> _Task instructions_
Retype each record below word for word. Leave the pictures out.

# Start of Available records

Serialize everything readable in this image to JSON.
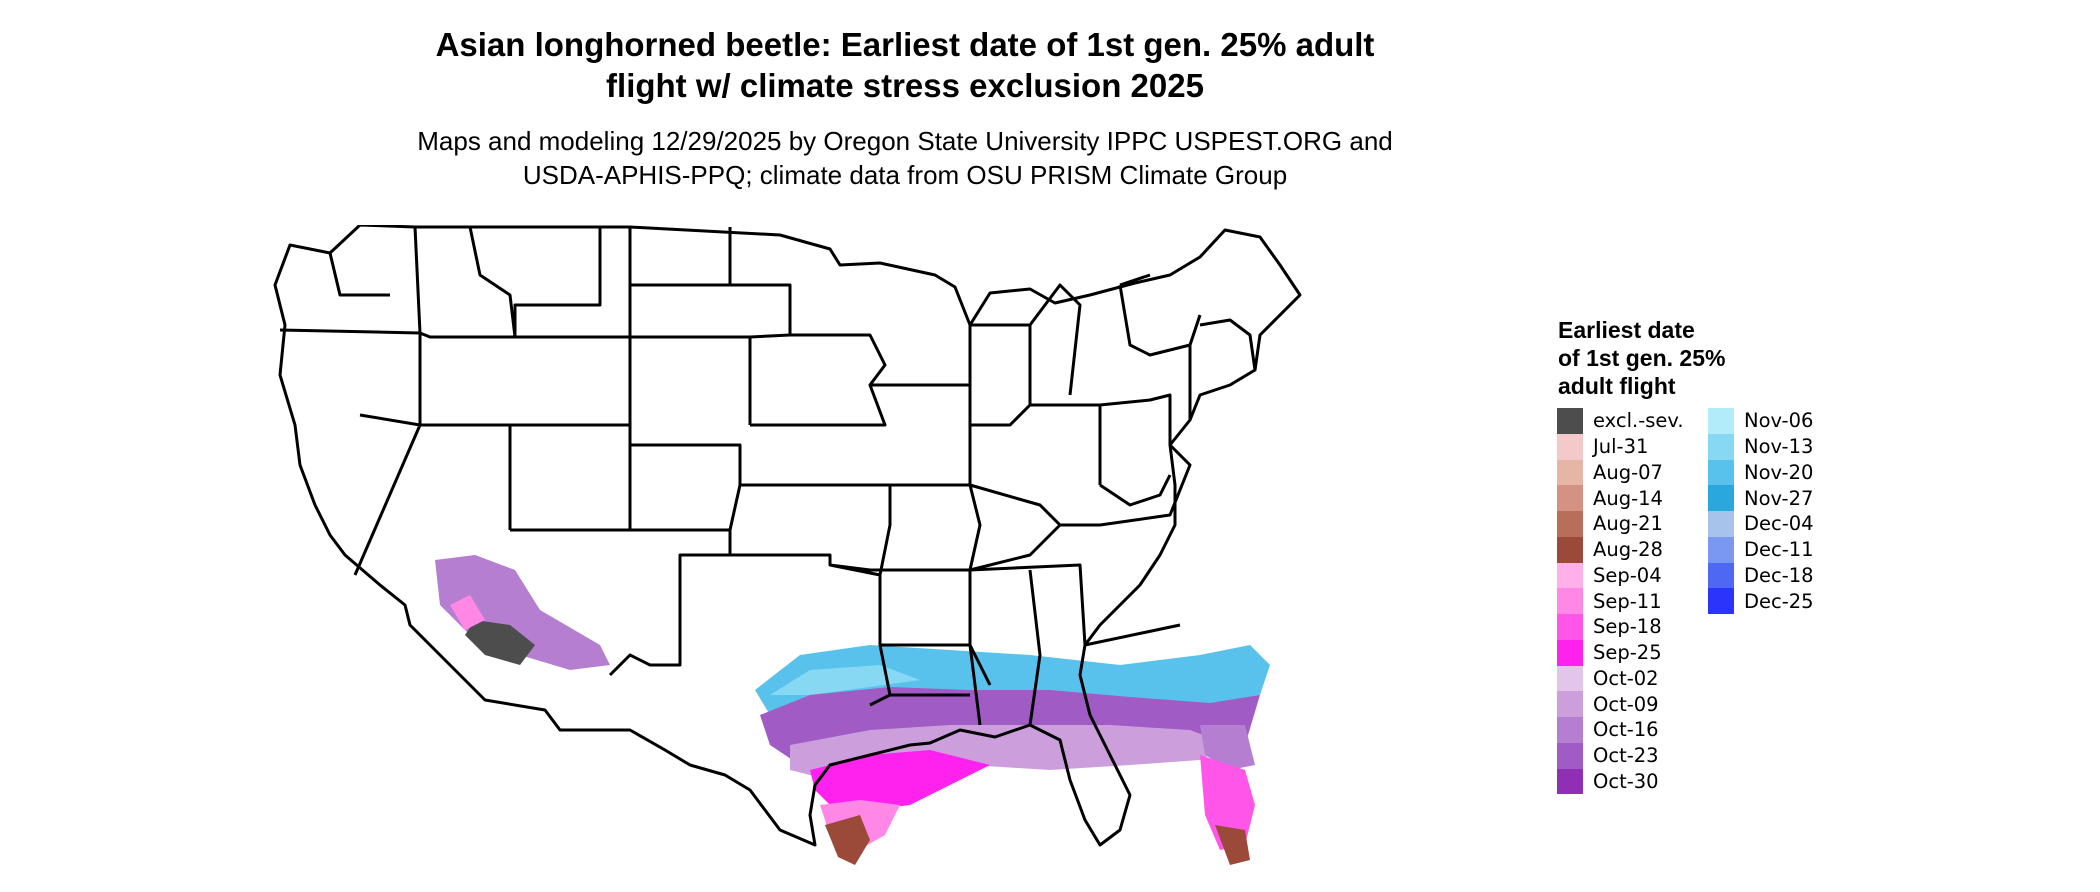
{
  "title_lines": [
    "Asian longhorned beetle: Earliest date of 1st gen. 25% adult",
    "flight w/ climate stress exclusion 2025"
  ],
  "subtitle_lines": [
    "Maps and modeling 12/29/2025 by Oregon State University IPPC USPEST.ORG and",
    "USDA-APHIS-PPQ; climate data from OSU PRISM Climate Group"
  ],
  "legend": {
    "title_lines": [
      "Earliest date",
      "of 1st gen. 25%",
      "adult flight"
    ],
    "col1": [
      {
        "label": "excl.-sev.",
        "color": "#4d4d4d"
      },
      {
        "label": "Jul-31",
        "color": "#f4c9c9"
      },
      {
        "label": "Aug-07",
        "color": "#e5b5a6"
      },
      {
        "label": "Aug-14",
        "color": "#d39282"
      },
      {
        "label": "Aug-21",
        "color": "#b86f5a"
      },
      {
        "label": "Aug-28",
        "color": "#9b4a3a"
      },
      {
        "label": "Sep-04",
        "color": "#ffb0e8"
      },
      {
        "label": "Sep-11",
        "color": "#ff88e6"
      },
      {
        "label": "Sep-18",
        "color": "#ff55e8"
      },
      {
        "label": "Sep-25",
        "color": "#ff22ee"
      },
      {
        "label": "Oct-02",
        "color": "#e3c5e9"
      },
      {
        "label": "Oct-09",
        "color": "#cc9fdc"
      },
      {
        "label": "Oct-16",
        "color": "#b57ed0"
      },
      {
        "label": "Oct-23",
        "color": "#a05bc4"
      },
      {
        "label": "Oct-30",
        "color": "#8e2fb4"
      }
    ],
    "col2": [
      {
        "label": "Nov-06",
        "color": "#b2ecfb"
      },
      {
        "label": "Nov-13",
        "color": "#86d8f3"
      },
      {
        "label": "Nov-20",
        "color": "#59c2ec"
      },
      {
        "label": "Nov-27",
        "color": "#2aa8de"
      },
      {
        "label": "Dec-04",
        "color": "#a7c3ec"
      },
      {
        "label": "Dec-11",
        "color": "#7b98f0"
      },
      {
        "label": "Dec-18",
        "color": "#4f68f3"
      },
      {
        "label": "Dec-25",
        "color": "#2b34fb"
      }
    ]
  }
}
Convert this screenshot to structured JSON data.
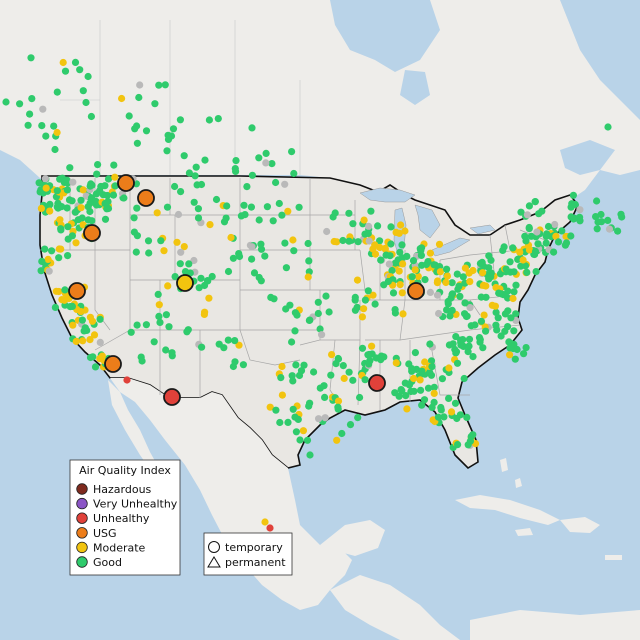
{
  "legend": {
    "title": "Air Quality Index",
    "items": [
      {
        "label": "Hazardous",
        "color": "#7e2a1e"
      },
      {
        "label": "Very Unhealthy",
        "color": "#8b55c6"
      },
      {
        "label": "Unhealthy",
        "color": "#e0413a"
      },
      {
        "label": "USG",
        "color": "#ec7d1a"
      },
      {
        "label": "Moderate",
        "color": "#f2c40f"
      },
      {
        "label": "Good",
        "color": "#2fcb6c"
      }
    ]
  },
  "monitor_legend": {
    "items": [
      {
        "label": "temporary",
        "shape": "circle"
      },
      {
        "label": "permanent",
        "shape": "triangle"
      }
    ]
  },
  "colors": {
    "water": "#b9d3e8",
    "land": "#efeeea",
    "us_land": "#e9e7e3",
    "good": "#2fcb6c",
    "moderate": "#f2c40f",
    "usg": "#ec7d1a",
    "unhealthy": "#e0413a",
    "inactive": "#b9b9b9"
  }
}
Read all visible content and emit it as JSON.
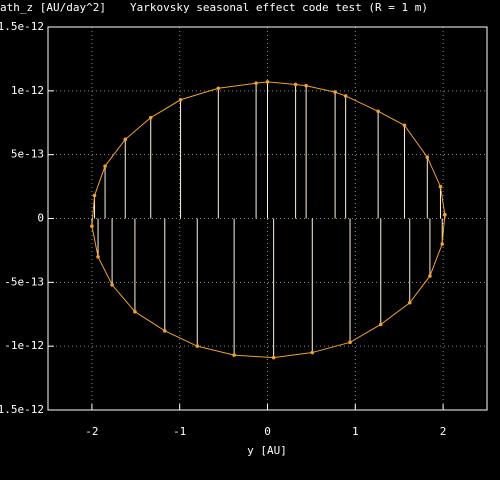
{
  "chart_data": {
    "type": "line",
    "title": "Yarkovsky seasonal effect code test (R = 1 m)",
    "y_label": "ath_z [AU/day^2]",
    "x_label": "y [AU]",
    "color": "#f0a030",
    "impulse_color": "#fff2dc",
    "grid": true,
    "impulses": true,
    "xlim": [
      -2.5,
      2.5
    ],
    "xticks": [
      -2,
      -1,
      0,
      1,
      2
    ],
    "ylim": [
      -1.5e-12,
      1.5e-12
    ],
    "yticks": [
      {
        "value": -1.5e-12,
        "label": "-1.5e-12"
      },
      {
        "value": -1e-12,
        "label": "-1e-12"
      },
      {
        "value": -5e-13,
        "label": "-5e-13"
      },
      0,
      {
        "value": 5e-13,
        "label": "5e-13"
      },
      {
        "value": 1e-12,
        "label": "1e-12"
      },
      {
        "value": 1.5e-12,
        "label": "1.5e-12"
      }
    ],
    "x": [
      2.02,
      1.97,
      1.82,
      1.56,
      1.26,
      0.89,
      0.77,
      0.44,
      0.32,
      0,
      -0.13,
      -0.56,
      -0.99,
      -1.33,
      -1.62,
      -1.85,
      -1.97,
      -2.0,
      -1.93,
      -1.77,
      -1.51,
      -1.17,
      -0.8,
      -0.38,
      0.07,
      0.51,
      0.94,
      1.29,
      1.62,
      1.85,
      1.99,
      2.02
    ],
    "values": [
      3e-14,
      2.5e-13,
      4.8e-13,
      7.3e-13,
      8.4e-13,
      9.6e-13,
      9.9e-13,
      1.04e-12,
      1.05e-12,
      1.07e-12,
      1.06e-12,
      1.02e-12,
      9.3e-13,
      7.9e-13,
      6.2e-13,
      4.1e-13,
      1.8e-13,
      -6e-14,
      -3e-13,
      -5.2e-13,
      -7.3e-13,
      -8.8e-13,
      -1e-12,
      -1.07e-12,
      -1.09e-12,
      -1.05e-12,
      -9.7e-13,
      -8.3e-13,
      -6.6e-13,
      -4.5e-13,
      -2e-13,
      3e-14
    ]
  }
}
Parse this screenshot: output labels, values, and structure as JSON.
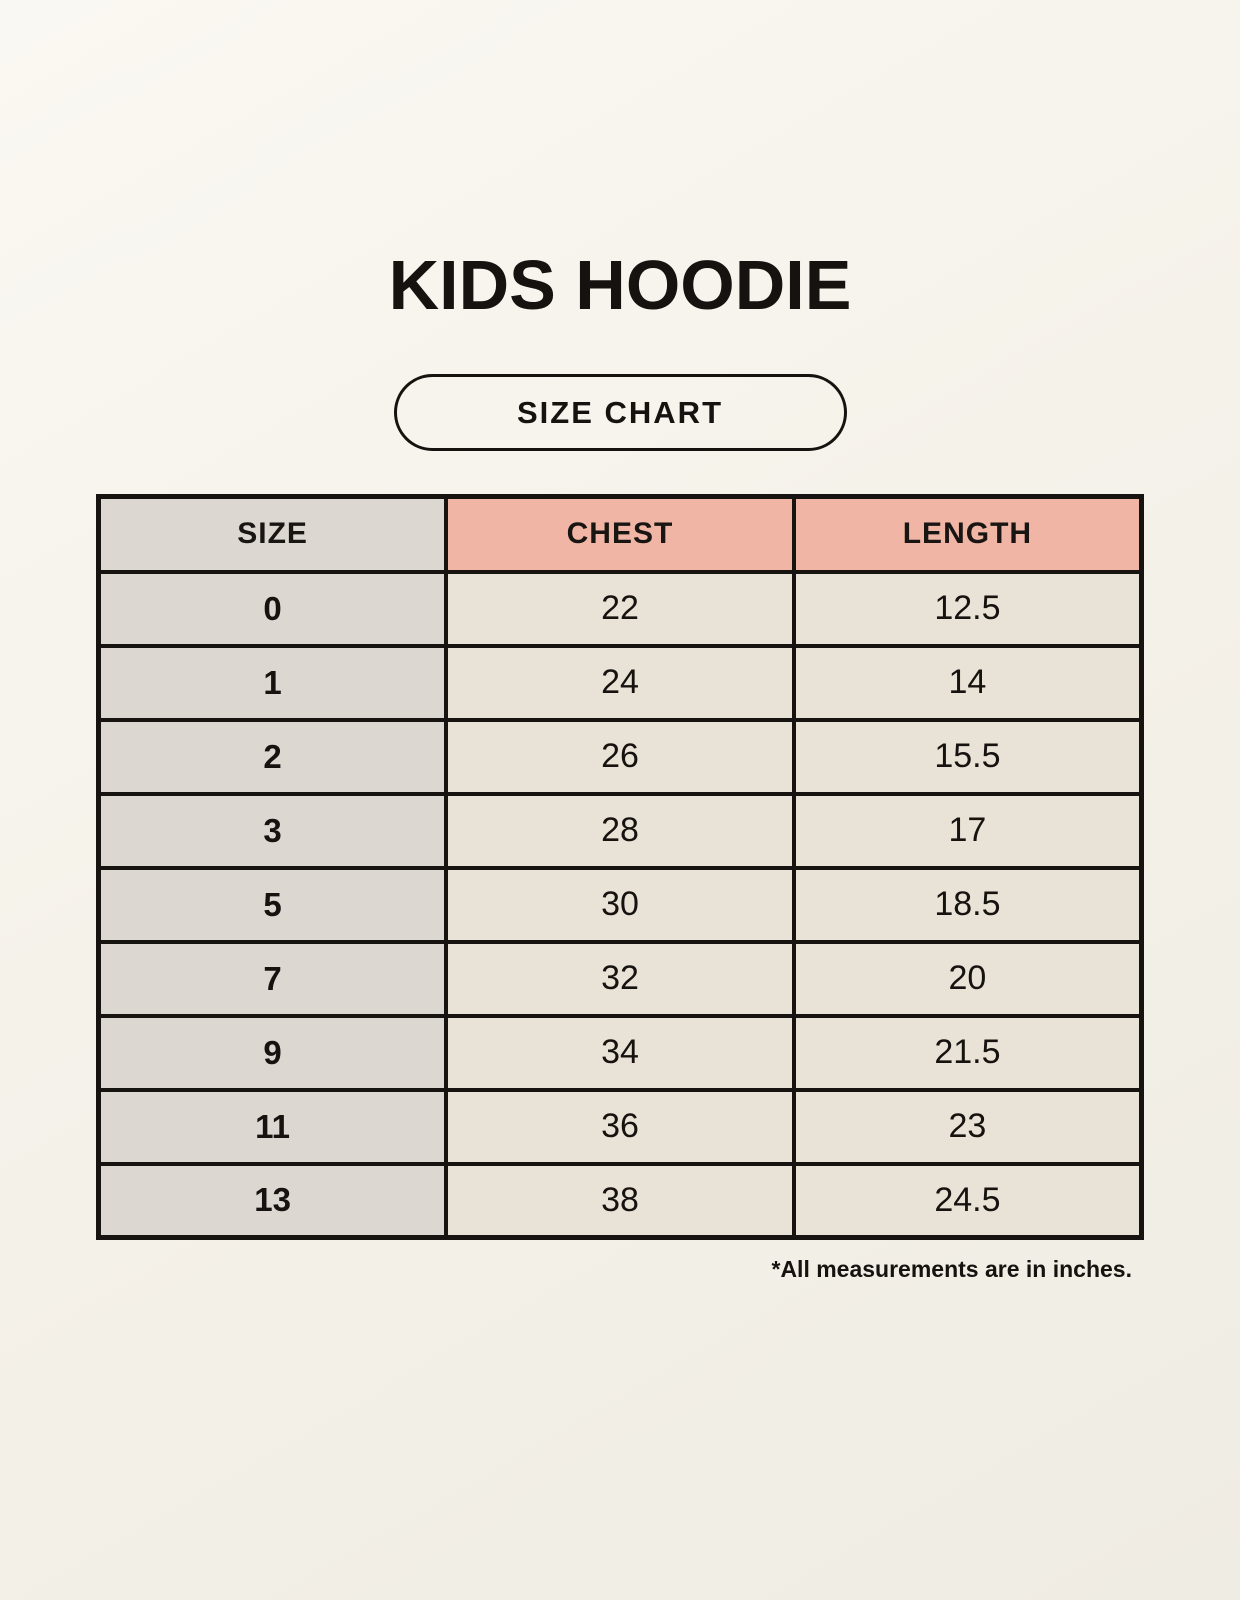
{
  "header": {
    "title": "KIDS HOODIE",
    "badge_label": "SIZE CHART"
  },
  "chart_data": {
    "type": "table",
    "title": "KIDS HOODIE",
    "columns": [
      "SIZE",
      "CHEST",
      "LENGTH"
    ],
    "rows": [
      [
        "0",
        "22",
        "12.5"
      ],
      [
        "1",
        "24",
        "14"
      ],
      [
        "2",
        "26",
        "15.5"
      ],
      [
        "3",
        "28",
        "17"
      ],
      [
        "5",
        "30",
        "18.5"
      ],
      [
        "7",
        "32",
        "20"
      ],
      [
        "9",
        "34",
        "21.5"
      ],
      [
        "11",
        "36",
        "23"
      ],
      [
        "13",
        "38",
        "24.5"
      ]
    ],
    "units_note": "*All measurements are in inches."
  },
  "footer": {
    "note": "*All measurements are in inches."
  },
  "colors": {
    "header_accent": "#f0b5a4",
    "size_column": "#ddd7d1",
    "data_cell": "#e9e2d6",
    "table_border": "#171310",
    "text": "#15120f",
    "background": "#f5f2ea"
  }
}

# End of Available records

> _Task result_
Serialize everything readable in this image to JSON.
{
  "title_lines": [
    "Asian longhorned beetle: Earliest date of 1st gen. 25% adult",
    "flight w/ climate stress exclusion 2025"
  ],
  "subtitle_lines": [
    "Maps and modeling 12/29/2025 by Oregon State University IPPC USPEST.ORG and",
    "USDA-APHIS-PPQ; climate data from OSU PRISM Climate Group"
  ],
  "legend": {
    "title_lines": [
      "Earliest date",
      "of 1st gen. 25%",
      "adult flight"
    ],
    "col1": [
      {
        "label": "excl.-sev.",
        "color": "#4d4d4d"
      },
      {
        "label": "Jul-31",
        "color": "#f4c9c9"
      },
      {
        "label": "Aug-07",
        "color": "#e5b5a6"
      },
      {
        "label": "Aug-14",
        "color": "#d39282"
      },
      {
        "label": "Aug-21",
        "color": "#b86f5a"
      },
      {
        "label": "Aug-28",
        "color": "#9b4a3a"
      },
      {
        "label": "Sep-04",
        "color": "#ffb0e8"
      },
      {
        "label": "Sep-11",
        "color": "#ff88e6"
      },
      {
        "label": "Sep-18",
        "color": "#ff55e8"
      },
      {
        "label": "Sep-25",
        "color": "#ff22ee"
      },
      {
        "label": "Oct-02",
        "color": "#e3c5e9"
      },
      {
        "label": "Oct-09",
        "color": "#cc9fdc"
      },
      {
        "label": "Oct-16",
        "color": "#b57ed0"
      },
      {
        "label": "Oct-23",
        "color": "#a05bc4"
      },
      {
        "label": "Oct-30",
        "color": "#8e2fb4"
      }
    ],
    "col2": [
      {
        "label": "Nov-06",
        "color": "#b2ecfb"
      },
      {
        "label": "Nov-13",
        "color": "#86d8f3"
      },
      {
        "label": "Nov-20",
        "color": "#59c2ec"
      },
      {
        "label": "Nov-27",
        "color": "#2aa8de"
      },
      {
        "label": "Dec-04",
        "color": "#a7c3ec"
      },
      {
        "label": "Dec-11",
        "color": "#7b98f0"
      },
      {
        "label": "Dec-18",
        "color": "#4f68f3"
      },
      {
        "label": "Dec-25",
        "color": "#2b34fb"
      }
    ]
  }
}
Convert this screenshot to structured JSON data.
{
  "legend": {
    "title": "Air Quality Index",
    "items": [
      {
        "label": "Hazardous",
        "color": "#7e2a1e"
      },
      {
        "label": "Very Unhealthy",
        "color": "#8b55c6"
      },
      {
        "label": "Unhealthy",
        "color": "#e0413a"
      },
      {
        "label": "USG",
        "color": "#ec7d1a"
      },
      {
        "label": "Moderate",
        "color": "#f2c40f"
      },
      {
        "label": "Good",
        "color": "#2fcb6c"
      }
    ]
  },
  "monitor_legend": {
    "items": [
      {
        "label": "temporary",
        "shape": "circle"
      },
      {
        "label": "permanent",
        "shape": "triangle"
      }
    ]
  },
  "colors": {
    "water": "#b9d3e8",
    "land": "#efeeea",
    "us_land": "#e9e7e3",
    "good": "#2fcb6c",
    "moderate": "#f2c40f",
    "usg": "#ec7d1a",
    "unhealthy": "#e0413a",
    "inactive": "#b9b9b9"
  }
}
Read all visible content and emit it as JSON.
{
  "chart_data": {
    "type": "line",
    "title": "Yarkovsky seasonal effect code test (R = 1 m)",
    "y_label": "ath_z [AU/day^2]",
    "x_label": "y [AU]",
    "color": "#f0a030",
    "impulse_color": "#fff2dc",
    "grid": true,
    "impulses": true,
    "xlim": [
      -2.5,
      2.5
    ],
    "xticks": [
      -2,
      -1,
      0,
      1,
      2
    ],
    "ylim": [
      -1.5e-12,
      1.5e-12
    ],
    "yticks": [
      {
        "value": -1.5e-12,
        "label": "-1.5e-12"
      },
      {
        "value": -1e-12,
        "label": "-1e-12"
      },
      {
        "value": -5e-13,
        "label": "-5e-13"
      },
      0,
      {
        "value": 5e-13,
        "label": "5e-13"
      },
      {
        "value": 1e-12,
        "label": "1e-12"
      },
      {
        "value": 1.5e-12,
        "label": "1.5e-12"
      }
    ],
    "x": [
      2.02,
      1.97,
      1.82,
      1.56,
      1.26,
      0.89,
      0.77,
      0.44,
      0.32,
      0,
      -0.13,
      -0.56,
      -0.99,
      -1.33,
      -1.62,
      -1.85,
      -1.97,
      -2.0,
      -1.93,
      -1.77,
      -1.51,
      -1.17,
      -0.8,
      -0.38,
      0.07,
      0.51,
      0.94,
      1.29,
      1.62,
      1.85,
      1.99,
      2.02
    ],
    "values": [
      3e-14,
      2.5e-13,
      4.8e-13,
      7.3e-13,
      8.4e-13,
      9.6e-13,
      9.9e-13,
      1.04e-12,
      1.05e-12,
      1.07e-12,
      1.06e-12,
      1.02e-12,
      9.3e-13,
      7.9e-13,
      6.2e-13,
      4.1e-13,
      1.8e-13,
      -6e-14,
      -3e-13,
      -5.2e-13,
      -7.3e-13,
      -8.8e-13,
      -1e-12,
      -1.07e-12,
      -1.09e-12,
      -1.05e-12,
      -9.7e-13,
      -8.3e-13,
      -6.6e-13,
      -4.5e-13,
      -2e-13,
      3e-14
    ]
  }
}
Parse this screenshot: output labels, values, and structure as JSON.
{
  "header": {
    "title": "KIDS HOODIE",
    "badge_label": "SIZE CHART"
  },
  "chart_data": {
    "type": "table",
    "title": "KIDS HOODIE",
    "columns": [
      "SIZE",
      "CHEST",
      "LENGTH"
    ],
    "rows": [
      [
        "0",
        "22",
        "12.5"
      ],
      [
        "1",
        "24",
        "14"
      ],
      [
        "2",
        "26",
        "15.5"
      ],
      [
        "3",
        "28",
        "17"
      ],
      [
        "5",
        "30",
        "18.5"
      ],
      [
        "7",
        "32",
        "20"
      ],
      [
        "9",
        "34",
        "21.5"
      ],
      [
        "11",
        "36",
        "23"
      ],
      [
        "13",
        "38",
        "24.5"
      ]
    ],
    "units_note": "*All measurements are in inches."
  },
  "footer": {
    "note": "*All measurements are in inches."
  },
  "colors": {
    "header_accent": "#f0b5a4",
    "size_column": "#ddd7d1",
    "data_cell": "#e9e2d6",
    "table_border": "#171310",
    "text": "#15120f",
    "background": "#f5f2ea"
  }
}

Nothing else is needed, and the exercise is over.